### WRITTEN REQUEST
Reproduce the data exactly.

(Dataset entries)
--- Start ---

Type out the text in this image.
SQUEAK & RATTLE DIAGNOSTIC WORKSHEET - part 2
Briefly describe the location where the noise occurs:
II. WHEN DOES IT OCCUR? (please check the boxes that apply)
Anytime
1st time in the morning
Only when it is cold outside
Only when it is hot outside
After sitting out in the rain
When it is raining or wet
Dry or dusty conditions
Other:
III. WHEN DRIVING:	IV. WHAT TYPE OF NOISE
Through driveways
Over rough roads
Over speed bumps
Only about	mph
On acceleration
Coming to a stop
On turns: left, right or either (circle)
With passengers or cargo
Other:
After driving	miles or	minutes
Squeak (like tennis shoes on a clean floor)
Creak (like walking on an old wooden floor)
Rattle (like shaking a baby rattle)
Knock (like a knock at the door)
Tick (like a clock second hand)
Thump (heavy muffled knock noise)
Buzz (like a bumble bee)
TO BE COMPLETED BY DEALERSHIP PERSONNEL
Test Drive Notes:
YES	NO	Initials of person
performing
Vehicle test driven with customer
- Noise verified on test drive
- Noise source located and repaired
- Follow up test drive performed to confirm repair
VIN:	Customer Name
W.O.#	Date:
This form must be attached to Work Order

--- End ---

### REPLY TO THE TASK
Type out the text in this image.
SQUEAK & RATTLE DIAGNOSTIC WORKSHEET - part 2
Briefly describe the location where the noise occurs:
II. WHEN DOES IT OCCUR? (please check the boxes that apply)
Anytime
1st time in the morning
Only when it is cold outside
Only when it is hot outside
After sitting out in the rain
When it is raining or wet
Dry or dusty conditions
Other:
III. WHEN DRIVING:	IV. WHAT TYPE OF NOISE
Through driveways
Over rough roads
Over speed bumps
Only about	mph
On acceleration
Coming to a stop
On turns: left, right or either (circle)
With passengers or cargo
Other:
After driving	miles or	minutes
Squeak (like tennis shoes on a clean floor)
Creak (like walking on an old wooden floor)
Rattle (like shaking a baby rattle)
Knock (like a knock at the door)
Tick (like a clock second hand)
Thump (heavy muffled knock noise)
Buzz (like a bumble bee)
TO BE COMPLETED BY DEALERSHIP PERSONNEL
Test Drive Notes:
YES	NO	Initials of person
performing
Vehicle test driven with customer
- Noise verified on test drive
- Noise source located and repaired
- Follow up test drive performed to confirm repair
VIN:	Customer Name
W.O.#	Date:
This form must be attached to Work Order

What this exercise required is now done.